* _Your objective_:
In the entries below, find every line holding the string "valaisemisessa" and collect it.

* _Excerpted data_:
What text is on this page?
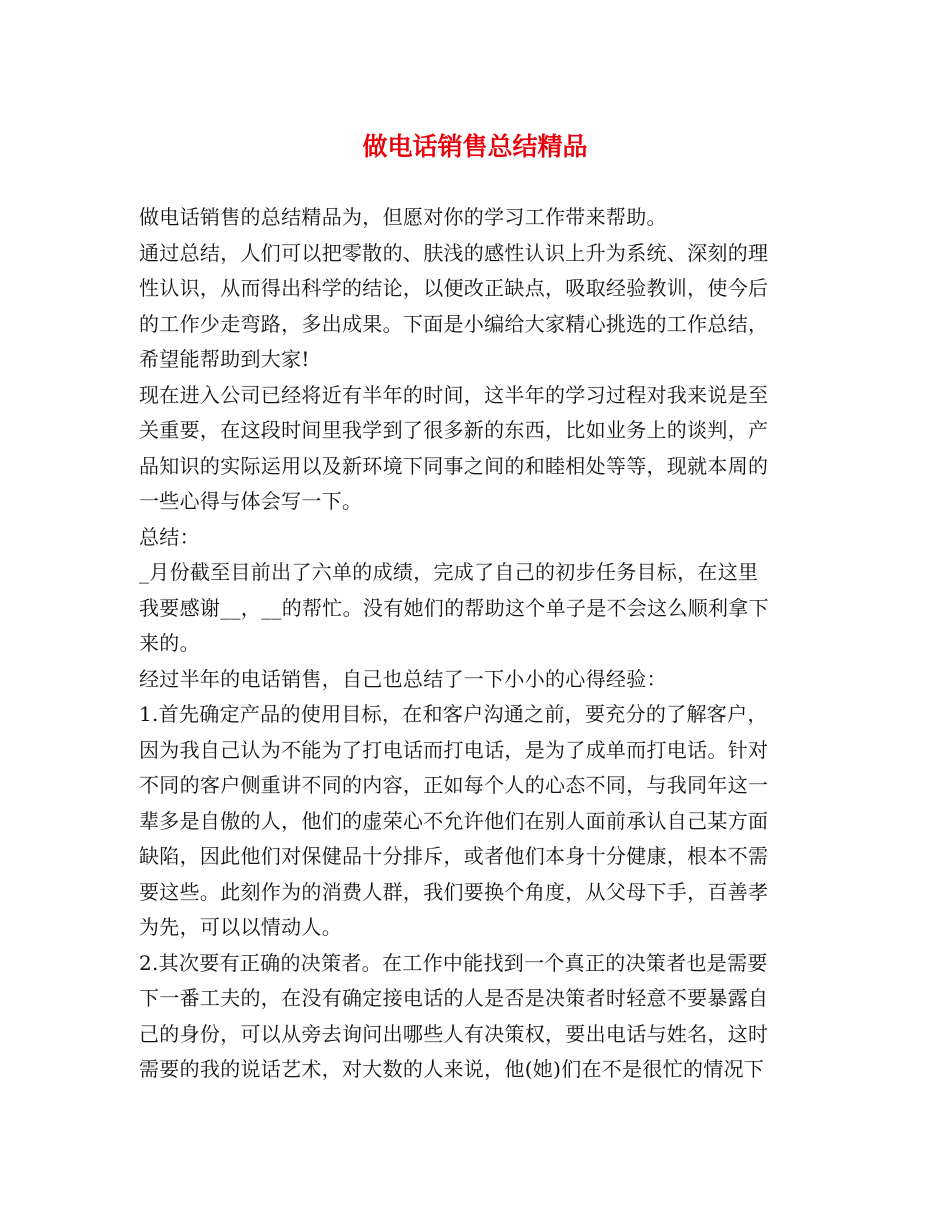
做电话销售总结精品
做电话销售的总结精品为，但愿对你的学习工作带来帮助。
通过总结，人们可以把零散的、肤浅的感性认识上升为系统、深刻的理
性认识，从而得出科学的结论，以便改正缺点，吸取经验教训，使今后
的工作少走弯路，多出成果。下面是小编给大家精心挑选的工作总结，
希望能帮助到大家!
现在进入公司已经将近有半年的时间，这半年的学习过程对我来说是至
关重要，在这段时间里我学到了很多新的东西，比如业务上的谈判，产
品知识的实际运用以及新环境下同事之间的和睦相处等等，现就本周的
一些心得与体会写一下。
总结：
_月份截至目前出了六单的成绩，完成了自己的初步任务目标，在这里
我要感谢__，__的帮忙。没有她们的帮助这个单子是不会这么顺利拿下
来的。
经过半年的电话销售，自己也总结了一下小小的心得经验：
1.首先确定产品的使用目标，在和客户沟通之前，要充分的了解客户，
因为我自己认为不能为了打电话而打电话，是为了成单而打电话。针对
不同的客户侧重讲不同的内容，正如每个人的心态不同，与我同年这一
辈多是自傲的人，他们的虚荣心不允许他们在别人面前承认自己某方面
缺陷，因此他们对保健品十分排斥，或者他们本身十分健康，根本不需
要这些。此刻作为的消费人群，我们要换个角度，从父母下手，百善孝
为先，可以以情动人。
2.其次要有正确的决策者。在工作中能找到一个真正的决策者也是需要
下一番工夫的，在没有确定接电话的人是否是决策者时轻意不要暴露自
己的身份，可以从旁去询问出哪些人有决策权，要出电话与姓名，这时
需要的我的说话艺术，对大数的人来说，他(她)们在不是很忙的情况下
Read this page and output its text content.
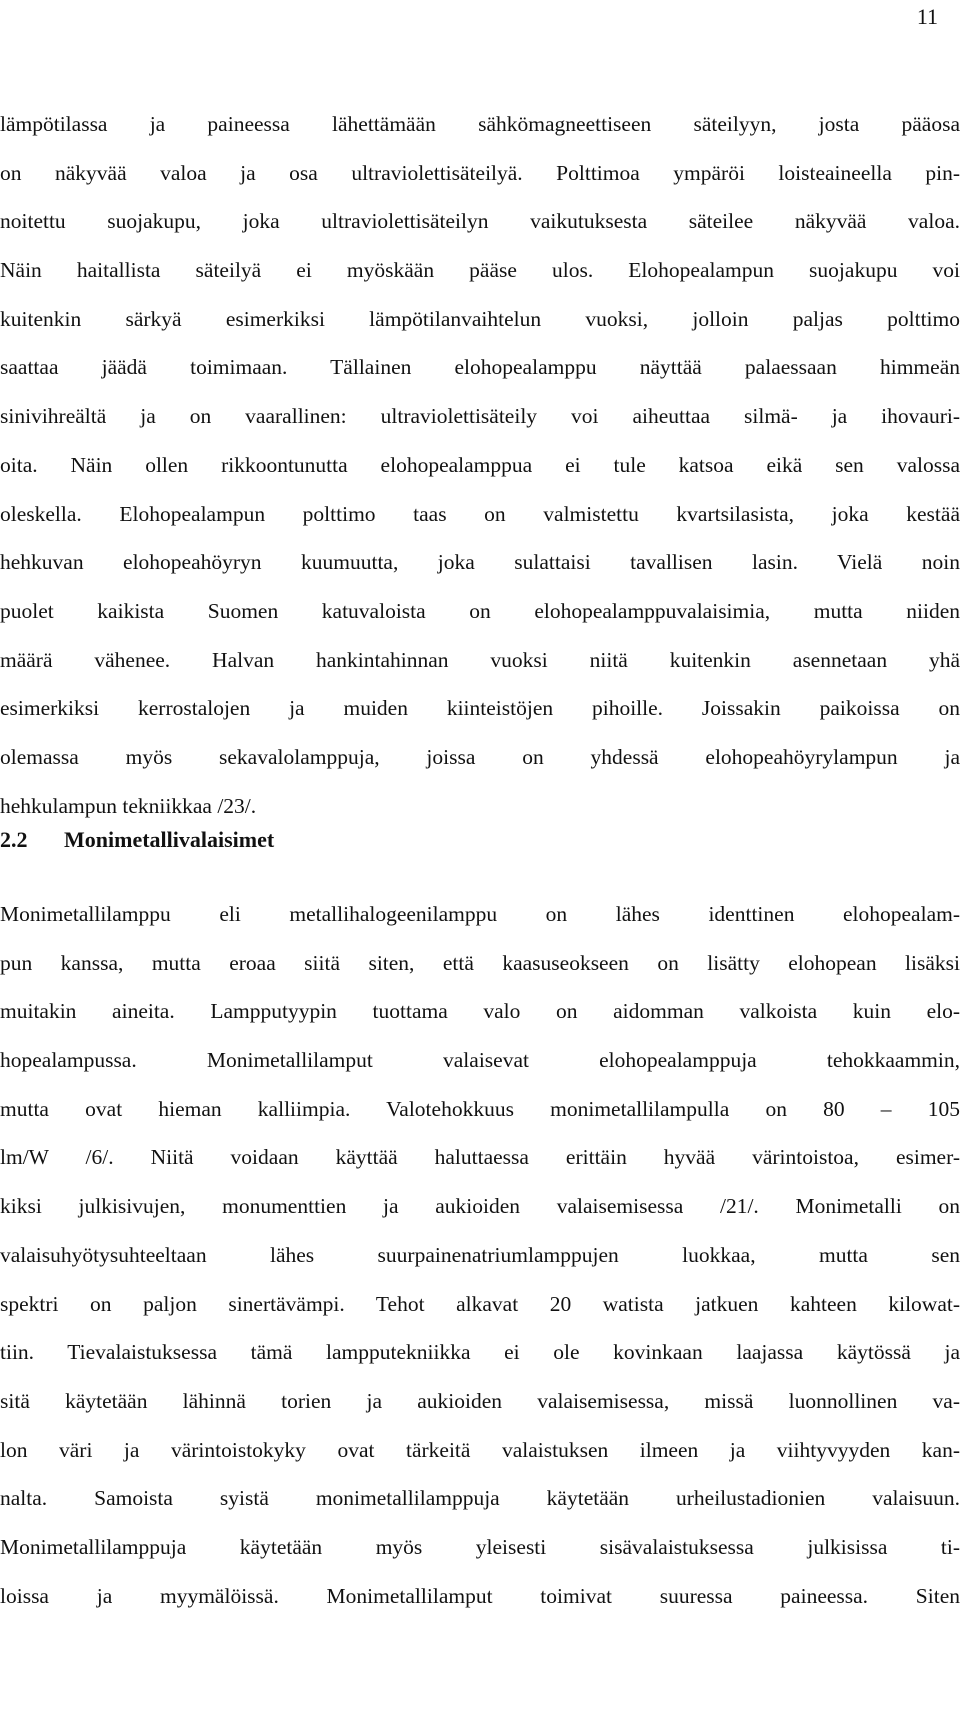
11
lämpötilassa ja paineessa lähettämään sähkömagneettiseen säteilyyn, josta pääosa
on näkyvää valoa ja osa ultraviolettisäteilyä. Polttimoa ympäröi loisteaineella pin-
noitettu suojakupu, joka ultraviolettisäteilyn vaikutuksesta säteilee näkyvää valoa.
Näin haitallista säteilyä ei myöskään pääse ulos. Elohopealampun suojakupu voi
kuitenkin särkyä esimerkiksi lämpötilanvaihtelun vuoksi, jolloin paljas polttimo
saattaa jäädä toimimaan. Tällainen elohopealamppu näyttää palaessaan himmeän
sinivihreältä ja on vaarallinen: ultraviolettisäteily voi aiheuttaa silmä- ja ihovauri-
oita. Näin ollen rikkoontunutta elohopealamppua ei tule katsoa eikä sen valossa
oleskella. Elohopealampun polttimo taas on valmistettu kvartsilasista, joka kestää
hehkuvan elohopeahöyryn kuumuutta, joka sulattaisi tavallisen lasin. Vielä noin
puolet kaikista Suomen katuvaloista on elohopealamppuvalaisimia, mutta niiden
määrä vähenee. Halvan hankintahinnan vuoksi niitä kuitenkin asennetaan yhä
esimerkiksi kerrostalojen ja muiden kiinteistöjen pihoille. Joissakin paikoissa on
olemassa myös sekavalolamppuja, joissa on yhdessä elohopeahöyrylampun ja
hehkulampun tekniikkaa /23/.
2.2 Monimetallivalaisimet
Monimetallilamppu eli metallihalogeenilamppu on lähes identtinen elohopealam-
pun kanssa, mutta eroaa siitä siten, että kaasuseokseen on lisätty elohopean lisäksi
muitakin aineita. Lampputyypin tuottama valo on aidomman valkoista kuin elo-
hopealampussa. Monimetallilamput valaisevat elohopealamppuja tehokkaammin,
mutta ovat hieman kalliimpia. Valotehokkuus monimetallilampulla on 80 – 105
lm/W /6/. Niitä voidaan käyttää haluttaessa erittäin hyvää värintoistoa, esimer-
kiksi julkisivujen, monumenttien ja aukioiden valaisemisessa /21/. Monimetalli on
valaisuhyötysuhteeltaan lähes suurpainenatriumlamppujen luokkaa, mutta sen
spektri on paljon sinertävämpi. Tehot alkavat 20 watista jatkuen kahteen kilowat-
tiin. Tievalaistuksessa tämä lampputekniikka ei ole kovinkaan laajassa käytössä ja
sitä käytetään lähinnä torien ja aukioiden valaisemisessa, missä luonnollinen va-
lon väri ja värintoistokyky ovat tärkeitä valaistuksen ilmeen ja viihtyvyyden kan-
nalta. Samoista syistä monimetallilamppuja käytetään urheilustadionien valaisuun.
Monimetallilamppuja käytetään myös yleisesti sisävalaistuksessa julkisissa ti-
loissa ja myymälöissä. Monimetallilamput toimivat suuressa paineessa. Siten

* _Finished task_:
kiksi julkisivujen, monumenttien ja aukioiden valaisemisessa /21/. Monimetalli on
sitä käytetään lähinnä torien ja aukioiden valaisemisessa, missä luonnollinen va-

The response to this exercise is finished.